• [What this task involves]: Reproduce every record exactly as it appears, but not the pictures.

* BEGIN *

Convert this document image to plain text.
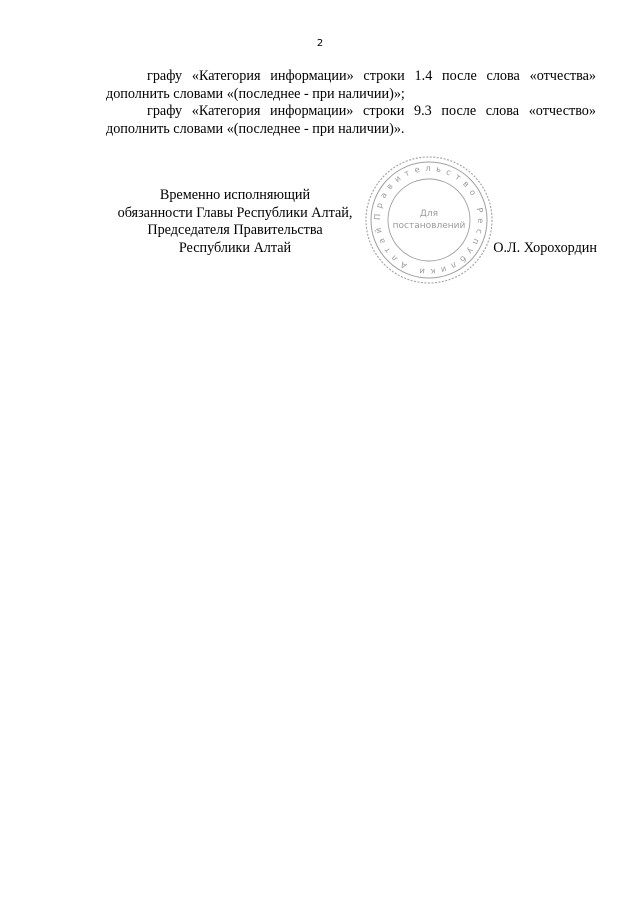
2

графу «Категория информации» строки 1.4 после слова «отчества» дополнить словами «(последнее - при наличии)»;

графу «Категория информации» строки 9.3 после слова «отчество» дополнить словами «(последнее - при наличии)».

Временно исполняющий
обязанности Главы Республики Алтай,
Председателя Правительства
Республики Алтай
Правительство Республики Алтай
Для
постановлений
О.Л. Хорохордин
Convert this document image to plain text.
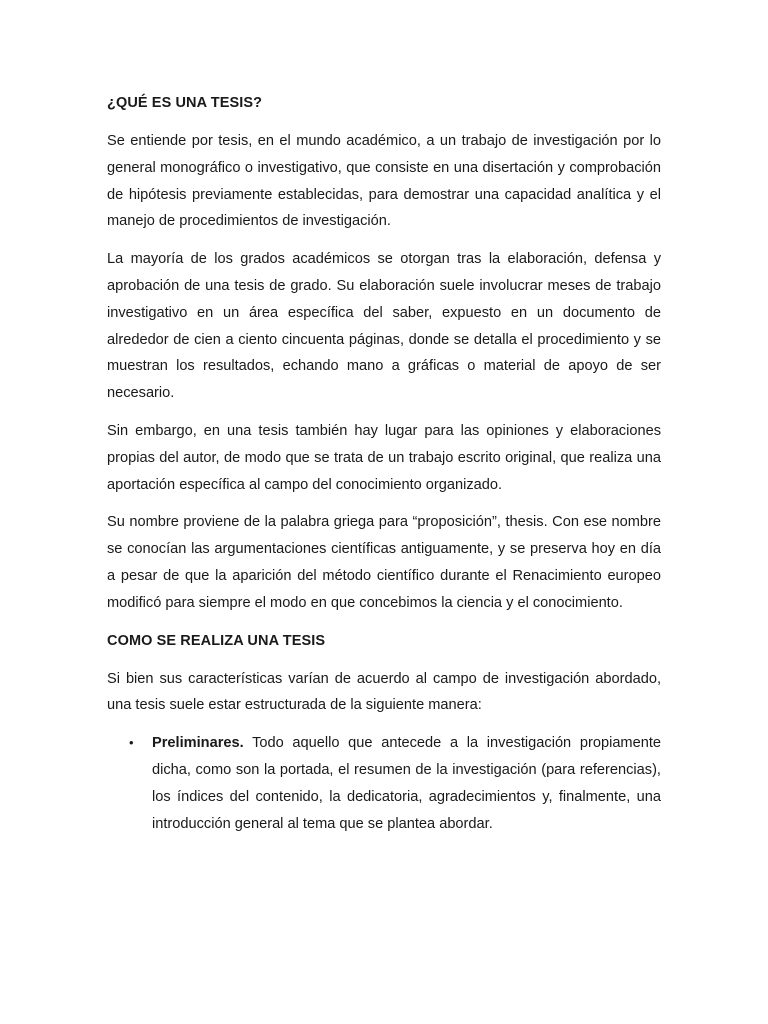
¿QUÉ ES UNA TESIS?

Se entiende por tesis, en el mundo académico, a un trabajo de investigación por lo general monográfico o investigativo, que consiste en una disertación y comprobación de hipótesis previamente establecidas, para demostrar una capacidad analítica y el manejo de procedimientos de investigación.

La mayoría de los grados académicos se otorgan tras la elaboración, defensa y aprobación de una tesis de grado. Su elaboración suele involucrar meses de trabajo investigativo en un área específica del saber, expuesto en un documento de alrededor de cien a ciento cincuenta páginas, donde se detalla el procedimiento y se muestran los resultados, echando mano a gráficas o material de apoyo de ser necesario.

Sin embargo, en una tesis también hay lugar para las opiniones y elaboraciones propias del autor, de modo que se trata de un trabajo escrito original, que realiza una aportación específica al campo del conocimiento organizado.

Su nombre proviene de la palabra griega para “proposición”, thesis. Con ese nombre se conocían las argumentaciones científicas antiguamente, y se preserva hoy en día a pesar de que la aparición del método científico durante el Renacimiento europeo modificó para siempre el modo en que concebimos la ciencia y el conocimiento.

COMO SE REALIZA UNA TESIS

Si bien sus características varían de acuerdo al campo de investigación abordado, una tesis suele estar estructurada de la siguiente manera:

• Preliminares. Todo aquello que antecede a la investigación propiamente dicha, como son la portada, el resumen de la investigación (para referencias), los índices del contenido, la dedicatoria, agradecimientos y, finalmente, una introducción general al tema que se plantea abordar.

* END *

• [Solution for this exercise]:
Convert this document image to plain text.
2

графу «Категория информации» строки 1.4 после слова «отчества» дополнить словами «(последнее - при наличии)»;

графу «Категория информации» строки 9.3 после слова «отчество» дополнить словами «(последнее - при наличии)».

Временно исполняющий
обязанности Главы Республики Алтай,
Председателя Правительства
Республики Алтай
Правительство Республики Алтай
Для
постановлений
О.Л. Хорохордин
Convert this document image to plain text.
¿QUÉ ES UNA TESIS?

Se entiende por tesis, en el mundo académico, a un trabajo de investigación por lo general monográfico o investigativo, que consiste en una disertación y comprobación de hipótesis previamente establecidas, para demostrar una capacidad analítica y el manejo de procedimientos de investigación.

La mayoría de los grados académicos se otorgan tras la elaboración, defensa y aprobación de una tesis de grado. Su elaboración suele involucrar meses de trabajo investigativo en un área específica del saber, expuesto en un documento de alrededor de cien a ciento cincuenta páginas, donde se detalla el procedimiento y se muestran los resultados, echando mano a gráficas o material de apoyo de ser necesario.

Sin embargo, en una tesis también hay lugar para las opiniones y elaboraciones propias del autor, de modo que se trata de un trabajo escrito original, que realiza una aportación específica al campo del conocimiento organizado.

Su nombre proviene de la palabra griega para “proposición”, thesis. Con ese nombre se conocían las argumentaciones científicas antiguamente, y se preserva hoy en día a pesar de que la aparición del método científico durante el Renacimiento europeo modificó para siempre el modo en que concebimos la ciencia y el conocimiento.

COMO SE REALIZA UNA TESIS

Si bien sus características varían de acuerdo al campo de investigación abordado, una tesis suele estar estructurada de la siguiente manera:

• Preliminares. Todo aquello que antecede a la investigación propiamente dicha, como son la portada, el resumen de la investigación (para referencias), los índices del contenido, la dedicatoria, agradecimientos y, finalmente, una introducción general al tema que se plantea abordar.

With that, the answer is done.